Figure record extracts

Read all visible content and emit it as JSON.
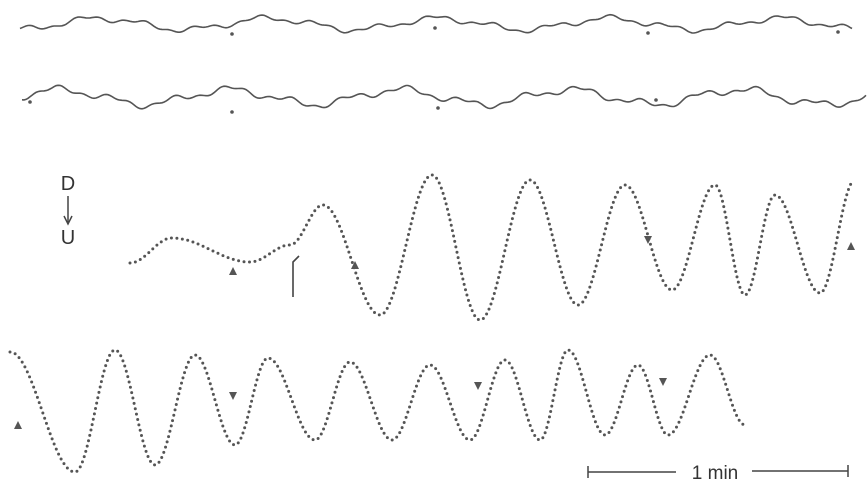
{
  "orientation": {
    "top": "D",
    "bottom": "U"
  },
  "scale_bar": {
    "label": "1 min"
  }
}
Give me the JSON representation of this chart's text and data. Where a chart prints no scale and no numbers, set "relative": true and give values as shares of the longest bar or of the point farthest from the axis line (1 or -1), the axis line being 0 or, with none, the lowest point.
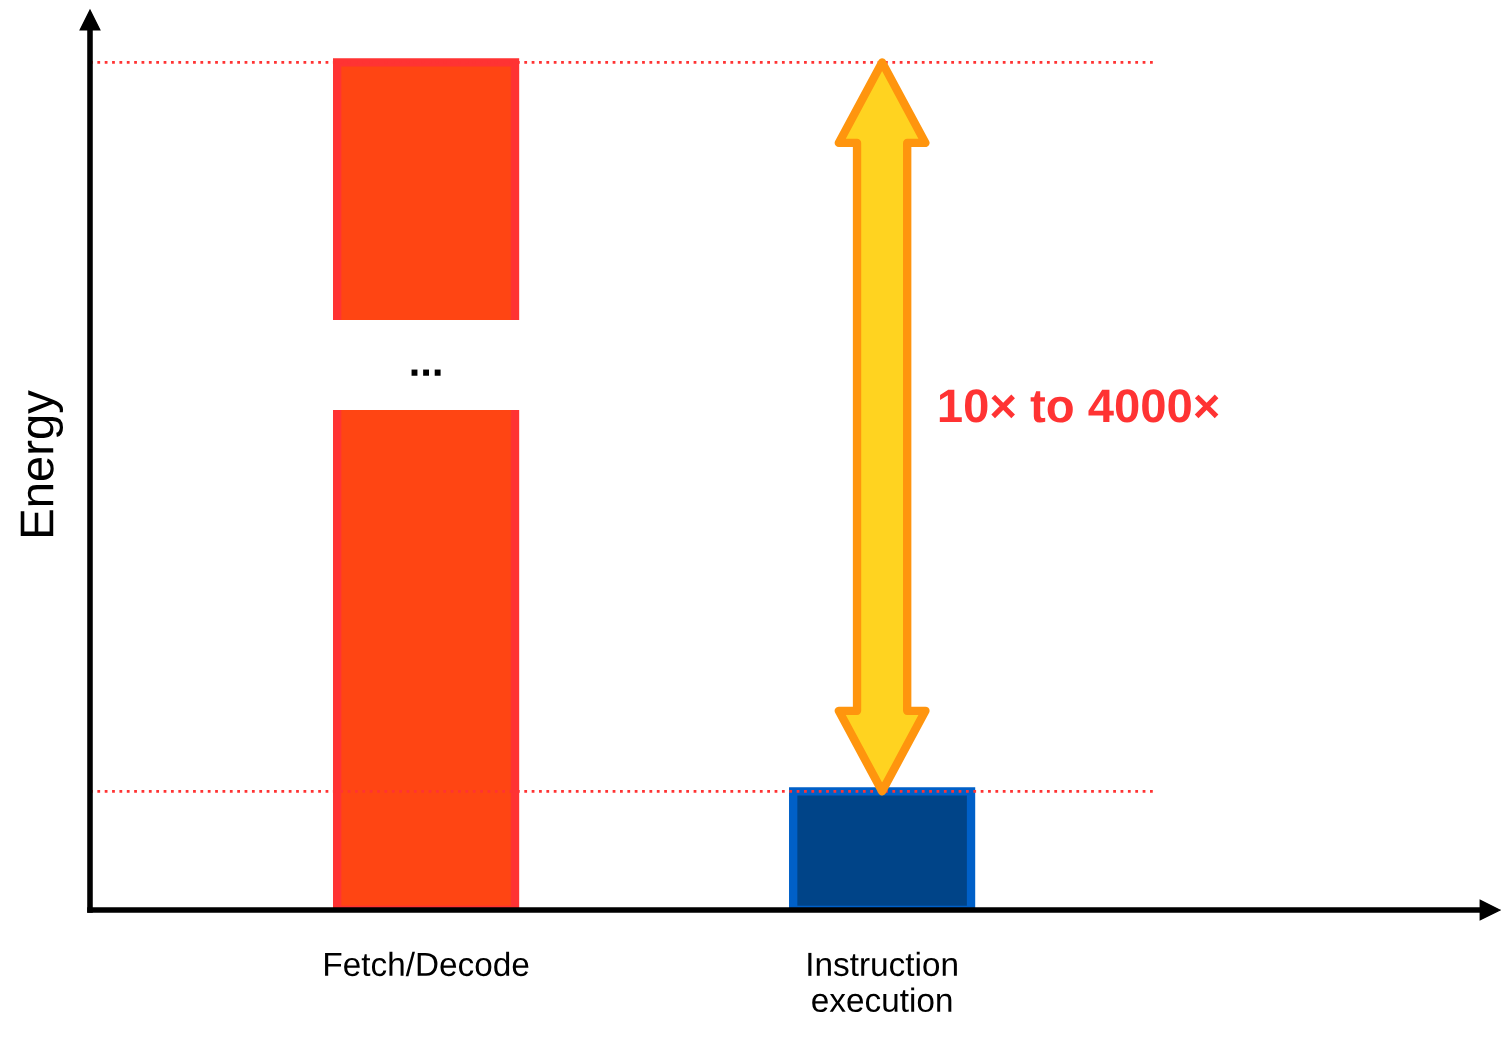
{
  "chart_data": {
    "type": "bar",
    "relative": true,
    "ylabel": "Energy",
    "categories": [
      "Fetch/Decode",
      "Instruction\nexecution"
    ],
    "values": [
      1,
      0.14
    ],
    "colors": [
      "#ff4513",
      "#004488"
    ],
    "ref_lines": [
      {
        "axis": "y",
        "value": 1,
        "color": "#ff3333",
        "line_style": "dotted"
      },
      {
        "axis": "y",
        "value": 0.14,
        "color": "#ff3333",
        "line_style": "dotted"
      }
    ],
    "annotations": [
      "10× to 4000×",
      "..."
    ]
  }
}
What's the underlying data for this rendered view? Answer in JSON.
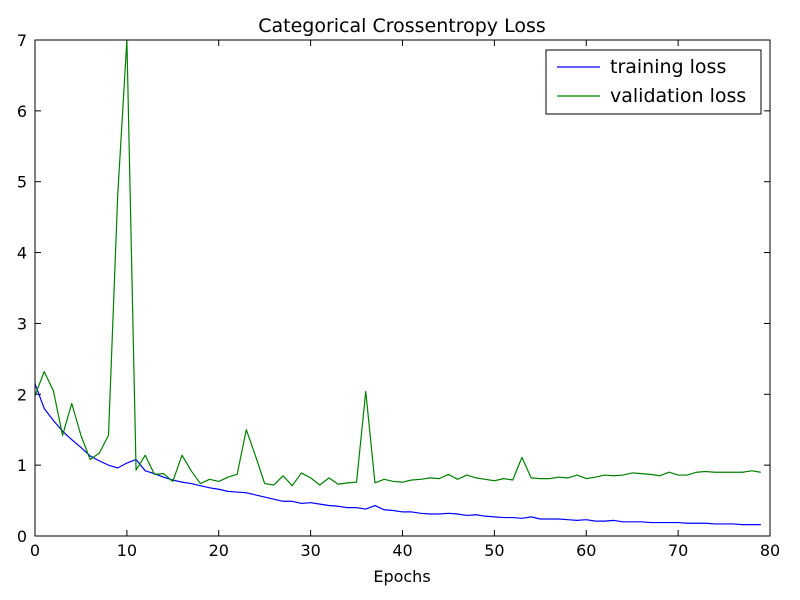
{
  "chart_data": {
    "type": "line",
    "title": "Categorical Crossentropy Loss",
    "xlabel": "Epochs",
    "ylabel": "",
    "xlim": [
      0,
      80
    ],
    "ylim": [
      0,
      7
    ],
    "xticks": [
      "0",
      "10",
      "20",
      "30",
      "40",
      "50",
      "60",
      "70",
      "80"
    ],
    "yticks": [
      "0",
      "1",
      "2",
      "3",
      "4",
      "5",
      "6",
      "7"
    ],
    "grid": false,
    "legend_position": "top-right",
    "x": [
      0,
      1,
      2,
      3,
      4,
      5,
      6,
      7,
      8,
      9,
      10,
      11,
      12,
      13,
      14,
      15,
      16,
      17,
      18,
      19,
      20,
      21,
      22,
      23,
      24,
      25,
      26,
      27,
      28,
      29,
      30,
      31,
      32,
      33,
      34,
      35,
      36,
      37,
      38,
      39,
      40,
      41,
      42,
      43,
      44,
      45,
      46,
      47,
      48,
      49,
      50,
      51,
      52,
      53,
      54,
      55,
      56,
      57,
      58,
      59,
      60,
      61,
      62,
      63,
      64,
      65,
      66,
      67,
      68,
      69,
      70,
      71,
      72,
      73,
      74,
      75,
      76,
      77,
      78,
      79
    ],
    "series": [
      {
        "name": "training loss",
        "color": "#0000ff",
        "values": [
          2.15,
          1.8,
          1.63,
          1.48,
          1.36,
          1.25,
          1.13,
          1.06,
          1.0,
          0.96,
          1.03,
          1.08,
          0.92,
          0.88,
          0.83,
          0.79,
          0.76,
          0.74,
          0.71,
          0.68,
          0.66,
          0.63,
          0.62,
          0.61,
          0.58,
          0.55,
          0.52,
          0.49,
          0.49,
          0.46,
          0.47,
          0.45,
          0.43,
          0.42,
          0.4,
          0.4,
          0.38,
          0.43,
          0.37,
          0.36,
          0.34,
          0.34,
          0.32,
          0.31,
          0.31,
          0.32,
          0.31,
          0.29,
          0.3,
          0.28,
          0.27,
          0.26,
          0.26,
          0.25,
          0.27,
          0.24,
          0.24,
          0.24,
          0.23,
          0.22,
          0.23,
          0.21,
          0.21,
          0.22,
          0.2,
          0.2,
          0.2,
          0.19,
          0.19,
          0.19,
          0.19,
          0.18,
          0.18,
          0.18,
          0.17,
          0.17,
          0.17,
          0.16,
          0.16,
          0.16
        ]
      },
      {
        "name": "validation loss",
        "color": "#008000",
        "values": [
          1.98,
          2.32,
          2.05,
          1.42,
          1.87,
          1.42,
          1.08,
          1.17,
          1.42,
          4.8,
          7.0,
          0.93,
          1.14,
          0.87,
          0.88,
          0.77,
          1.14,
          0.92,
          0.74,
          0.8,
          0.77,
          0.83,
          0.87,
          1.5,
          1.13,
          0.74,
          0.72,
          0.85,
          0.71,
          0.89,
          0.82,
          0.72,
          0.82,
          0.73,
          0.75,
          0.76,
          2.04,
          0.75,
          0.8,
          0.77,
          0.76,
          0.79,
          0.8,
          0.82,
          0.81,
          0.87,
          0.8,
          0.86,
          0.82,
          0.8,
          0.78,
          0.81,
          0.79,
          1.11,
          0.82,
          0.81,
          0.81,
          0.83,
          0.82,
          0.86,
          0.81,
          0.83,
          0.86,
          0.85,
          0.86,
          0.89,
          0.88,
          0.87,
          0.85,
          0.9,
          0.86,
          0.86,
          0.9,
          0.91,
          0.9,
          0.9,
          0.9,
          0.9,
          0.92,
          0.9
        ]
      }
    ]
  }
}
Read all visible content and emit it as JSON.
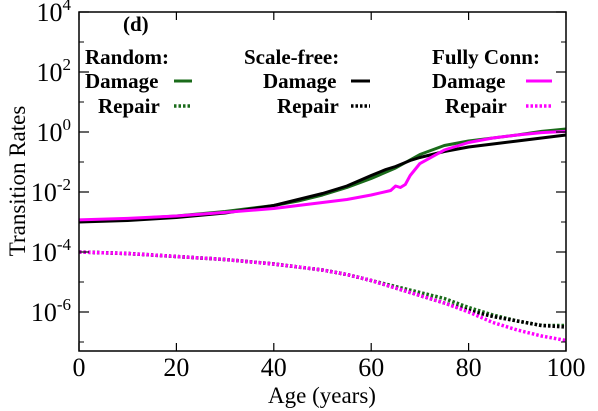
{
  "chart_data": {
    "type": "line",
    "panel_label": "(d)",
    "xlabel": "Age (years)",
    "ylabel": "Transition Rates",
    "xlim": [
      0,
      100
    ],
    "ylim_log10": [
      -7.3,
      4
    ],
    "y_scale": "log",
    "x_ticks": [
      0,
      20,
      40,
      60,
      80,
      100
    ],
    "y_ticks": [
      {
        "base": "10",
        "exp": "4",
        "value": 4
      },
      {
        "base": "10",
        "exp": "2",
        "value": 2
      },
      {
        "base": "10",
        "exp": "0",
        "value": 0
      },
      {
        "base": "10",
        "exp": "-2",
        "value": -2
      },
      {
        "base": "10",
        "exp": "-4",
        "value": -4
      },
      {
        "base": "10",
        "exp": "-6",
        "value": -6
      }
    ],
    "grid": false,
    "legend_groups": [
      {
        "title": "Random:",
        "damage_label": "Damage",
        "repair_label": "Repair",
        "color": "#1a6b1a"
      },
      {
        "title": "Scale-free:",
        "damage_label": "Damage",
        "repair_label": "Repair",
        "color": "#000000"
      },
      {
        "title": "Fully Conn:",
        "damage_label": "Damage",
        "repair_label": "Repair",
        "color": "#ff00ff"
      }
    ],
    "series": [
      {
        "name": "Random Damage",
        "network": "Random",
        "kind": "Damage",
        "style": "solid",
        "color": "#1a6b1a",
        "x": [
          0,
          10,
          20,
          30,
          40,
          45,
          50,
          55,
          60,
          65,
          70,
          75,
          80,
          85,
          90,
          95,
          100
        ],
        "log10_y": [
          -2.95,
          -2.9,
          -2.8,
          -2.65,
          -2.45,
          -2.3,
          -2.1,
          -1.85,
          -1.55,
          -1.2,
          -0.75,
          -0.45,
          -0.3,
          -0.2,
          -0.1,
          0.02,
          0.1
        ]
      },
      {
        "name": "Scale-free Damage",
        "network": "Scale-free",
        "kind": "Damage",
        "style": "solid",
        "color": "#000000",
        "x": [
          0,
          10,
          20,
          30,
          40,
          45,
          50,
          55,
          60,
          63,
          65,
          68,
          70,
          75,
          80,
          85,
          90,
          95,
          100
        ],
        "log10_y": [
          -3.0,
          -2.95,
          -2.85,
          -2.7,
          -2.45,
          -2.25,
          -2.05,
          -1.8,
          -1.45,
          -1.25,
          -1.15,
          -0.95,
          -0.85,
          -0.65,
          -0.5,
          -0.4,
          -0.3,
          -0.2,
          -0.1
        ]
      },
      {
        "name": "Fully Conn Damage",
        "network": "Fully Conn",
        "kind": "Damage",
        "style": "solid",
        "color": "#ff00ff",
        "x": [
          0,
          10,
          20,
          30,
          40,
          45,
          50,
          55,
          60,
          64,
          65,
          66,
          67,
          68,
          70,
          75,
          80,
          85,
          90,
          95,
          100
        ],
        "log10_y": [
          -2.93,
          -2.88,
          -2.8,
          -2.68,
          -2.55,
          -2.45,
          -2.35,
          -2.25,
          -2.1,
          -1.95,
          -1.8,
          -1.85,
          -1.75,
          -1.45,
          -1.05,
          -0.6,
          -0.35,
          -0.2,
          -0.1,
          -0.02,
          0.02
        ]
      },
      {
        "name": "Random Repair",
        "network": "Random",
        "kind": "Repair",
        "style": "dotted",
        "color": "#1a6b1a",
        "x": [
          0,
          10,
          20,
          30,
          40,
          50,
          55,
          60,
          65,
          70,
          75,
          80,
          85,
          90,
          95,
          100
        ],
        "log10_y": [
          -4.0,
          -4.05,
          -4.15,
          -4.25,
          -4.4,
          -4.6,
          -4.75,
          -4.95,
          -5.15,
          -5.35,
          -5.55,
          -5.85,
          -6.1,
          -6.3,
          -6.45,
          -6.45
        ]
      },
      {
        "name": "Scale-free Repair",
        "network": "Scale-free",
        "kind": "Repair",
        "style": "dotted",
        "color": "#000000",
        "x": [
          0,
          10,
          20,
          30,
          40,
          50,
          55,
          60,
          65,
          70,
          75,
          80,
          85,
          90,
          95,
          100
        ],
        "log10_y": [
          -4.0,
          -4.05,
          -4.15,
          -4.25,
          -4.4,
          -4.6,
          -4.75,
          -4.95,
          -5.2,
          -5.45,
          -5.7,
          -5.95,
          -6.15,
          -6.3,
          -6.45,
          -6.5
        ]
      },
      {
        "name": "Fully Conn Repair",
        "network": "Fully Conn",
        "kind": "Repair",
        "style": "dotted",
        "color": "#ff00ff",
        "x": [
          0,
          10,
          20,
          30,
          40,
          50,
          55,
          60,
          65,
          70,
          75,
          80,
          85,
          90,
          95,
          100
        ],
        "log10_y": [
          -4.0,
          -4.05,
          -4.15,
          -4.25,
          -4.4,
          -4.6,
          -4.75,
          -4.95,
          -5.2,
          -5.45,
          -5.7,
          -6.0,
          -6.35,
          -6.6,
          -6.8,
          -6.95
        ]
      }
    ]
  }
}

§ EXERCISE PROMPT
Write out every line of the preceding listing that contains "true".

§ COMPLETE RESPONSE
Give me the JSON representation of this chart's text and data. Where a chart prints no scale and no numbers, set "relative": true and give values as shares of the longest bar or of the point farthest from the axis line (1 or -1), the axis line being 0 or, with none, the lowest point.
    "relative": true,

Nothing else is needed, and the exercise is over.